--- start of MATERIAL PROVIDED ---

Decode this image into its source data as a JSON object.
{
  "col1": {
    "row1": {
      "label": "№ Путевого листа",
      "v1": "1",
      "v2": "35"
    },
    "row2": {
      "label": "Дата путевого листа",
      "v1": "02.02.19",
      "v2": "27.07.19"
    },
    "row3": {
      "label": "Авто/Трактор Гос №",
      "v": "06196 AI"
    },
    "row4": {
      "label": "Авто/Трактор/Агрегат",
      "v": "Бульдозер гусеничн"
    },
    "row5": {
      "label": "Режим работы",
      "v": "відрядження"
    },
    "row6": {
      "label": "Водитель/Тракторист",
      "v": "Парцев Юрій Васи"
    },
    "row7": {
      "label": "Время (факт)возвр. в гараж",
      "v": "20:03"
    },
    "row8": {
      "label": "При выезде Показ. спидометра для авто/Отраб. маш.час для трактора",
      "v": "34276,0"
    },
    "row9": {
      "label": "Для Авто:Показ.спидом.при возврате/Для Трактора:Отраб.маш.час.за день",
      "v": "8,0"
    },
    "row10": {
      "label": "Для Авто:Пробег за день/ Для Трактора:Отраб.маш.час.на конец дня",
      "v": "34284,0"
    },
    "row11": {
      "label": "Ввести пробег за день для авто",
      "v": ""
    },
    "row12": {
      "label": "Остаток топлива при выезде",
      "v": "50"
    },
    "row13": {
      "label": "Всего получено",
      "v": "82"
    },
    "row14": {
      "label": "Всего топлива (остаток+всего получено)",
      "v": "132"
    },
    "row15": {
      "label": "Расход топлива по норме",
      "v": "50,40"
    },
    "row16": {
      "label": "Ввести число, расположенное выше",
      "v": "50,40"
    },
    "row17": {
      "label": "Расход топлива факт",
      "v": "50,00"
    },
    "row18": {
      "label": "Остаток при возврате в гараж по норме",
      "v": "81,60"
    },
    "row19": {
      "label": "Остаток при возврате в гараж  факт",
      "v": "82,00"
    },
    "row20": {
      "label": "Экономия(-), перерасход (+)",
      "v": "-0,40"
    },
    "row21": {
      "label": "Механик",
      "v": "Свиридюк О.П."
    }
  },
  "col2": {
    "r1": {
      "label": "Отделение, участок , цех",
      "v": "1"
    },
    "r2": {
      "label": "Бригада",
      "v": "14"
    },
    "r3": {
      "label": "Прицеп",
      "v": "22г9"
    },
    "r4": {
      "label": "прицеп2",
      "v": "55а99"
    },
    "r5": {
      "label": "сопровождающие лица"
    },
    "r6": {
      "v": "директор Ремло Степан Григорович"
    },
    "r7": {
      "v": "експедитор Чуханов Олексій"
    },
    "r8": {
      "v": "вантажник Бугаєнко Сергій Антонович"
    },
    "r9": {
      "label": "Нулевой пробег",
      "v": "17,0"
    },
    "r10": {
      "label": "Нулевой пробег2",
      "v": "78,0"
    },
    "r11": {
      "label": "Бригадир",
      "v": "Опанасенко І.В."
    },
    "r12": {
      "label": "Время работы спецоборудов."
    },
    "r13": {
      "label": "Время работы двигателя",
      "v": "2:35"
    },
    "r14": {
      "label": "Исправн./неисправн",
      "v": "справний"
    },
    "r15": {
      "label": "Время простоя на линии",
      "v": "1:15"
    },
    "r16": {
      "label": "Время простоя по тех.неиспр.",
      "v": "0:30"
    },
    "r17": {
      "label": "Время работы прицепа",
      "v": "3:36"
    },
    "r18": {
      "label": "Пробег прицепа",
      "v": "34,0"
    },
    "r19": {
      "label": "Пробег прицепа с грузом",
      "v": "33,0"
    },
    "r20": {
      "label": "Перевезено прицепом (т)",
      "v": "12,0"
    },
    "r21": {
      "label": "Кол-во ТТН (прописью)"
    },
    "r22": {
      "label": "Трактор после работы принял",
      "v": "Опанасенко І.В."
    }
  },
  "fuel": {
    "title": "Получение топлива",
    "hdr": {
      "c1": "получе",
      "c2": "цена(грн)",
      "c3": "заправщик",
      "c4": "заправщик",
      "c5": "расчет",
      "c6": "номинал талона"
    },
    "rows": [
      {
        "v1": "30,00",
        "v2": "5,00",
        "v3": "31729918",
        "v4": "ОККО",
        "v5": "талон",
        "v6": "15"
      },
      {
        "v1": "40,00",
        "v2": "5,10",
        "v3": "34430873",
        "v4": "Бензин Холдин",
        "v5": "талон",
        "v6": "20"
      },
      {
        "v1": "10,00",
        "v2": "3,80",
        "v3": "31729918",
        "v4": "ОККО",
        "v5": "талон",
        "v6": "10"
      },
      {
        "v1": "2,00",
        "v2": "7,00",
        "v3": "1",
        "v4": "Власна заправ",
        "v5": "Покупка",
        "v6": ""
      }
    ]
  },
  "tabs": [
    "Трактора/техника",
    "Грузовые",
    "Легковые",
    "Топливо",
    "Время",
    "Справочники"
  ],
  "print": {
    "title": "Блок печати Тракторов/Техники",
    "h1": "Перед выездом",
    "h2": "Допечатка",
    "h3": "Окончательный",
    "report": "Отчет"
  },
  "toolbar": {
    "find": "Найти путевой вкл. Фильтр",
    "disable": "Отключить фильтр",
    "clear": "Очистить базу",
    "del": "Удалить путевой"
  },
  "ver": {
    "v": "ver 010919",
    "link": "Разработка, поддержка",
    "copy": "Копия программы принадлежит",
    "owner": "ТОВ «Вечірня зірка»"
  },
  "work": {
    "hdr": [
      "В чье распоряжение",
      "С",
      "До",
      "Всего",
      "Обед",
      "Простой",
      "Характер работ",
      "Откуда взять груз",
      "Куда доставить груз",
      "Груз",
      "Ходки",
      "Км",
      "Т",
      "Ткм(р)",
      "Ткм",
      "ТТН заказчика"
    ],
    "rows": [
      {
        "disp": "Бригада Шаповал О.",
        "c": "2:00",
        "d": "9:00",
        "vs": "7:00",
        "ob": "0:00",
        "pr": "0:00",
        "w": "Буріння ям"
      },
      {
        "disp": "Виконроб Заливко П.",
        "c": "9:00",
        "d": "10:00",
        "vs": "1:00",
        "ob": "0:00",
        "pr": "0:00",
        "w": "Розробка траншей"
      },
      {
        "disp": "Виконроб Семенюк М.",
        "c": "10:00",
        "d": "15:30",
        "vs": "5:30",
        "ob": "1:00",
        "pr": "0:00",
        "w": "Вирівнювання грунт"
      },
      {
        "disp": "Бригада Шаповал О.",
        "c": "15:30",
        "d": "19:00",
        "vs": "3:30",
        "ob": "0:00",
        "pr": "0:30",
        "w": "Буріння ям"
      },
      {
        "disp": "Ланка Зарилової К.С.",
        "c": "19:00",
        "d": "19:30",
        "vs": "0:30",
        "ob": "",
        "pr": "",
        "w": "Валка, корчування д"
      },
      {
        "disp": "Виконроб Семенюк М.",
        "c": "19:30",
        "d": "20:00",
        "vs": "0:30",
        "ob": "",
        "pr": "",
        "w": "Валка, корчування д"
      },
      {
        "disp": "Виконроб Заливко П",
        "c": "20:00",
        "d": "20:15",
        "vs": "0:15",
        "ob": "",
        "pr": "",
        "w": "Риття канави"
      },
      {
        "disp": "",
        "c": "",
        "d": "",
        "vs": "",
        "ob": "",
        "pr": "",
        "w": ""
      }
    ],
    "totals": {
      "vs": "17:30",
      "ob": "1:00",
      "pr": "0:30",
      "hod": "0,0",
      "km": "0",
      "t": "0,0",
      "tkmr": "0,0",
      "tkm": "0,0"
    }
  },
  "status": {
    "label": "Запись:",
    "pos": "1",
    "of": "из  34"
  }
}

--- end of MATERIAL PROVIDED ---

— WHAT TO DO —
List every line from the entries above in which "title" appears.

— COMPLETED TASK —
    "title": "Получение топлива",
    "title": "Блок печати Тракторов/Техники",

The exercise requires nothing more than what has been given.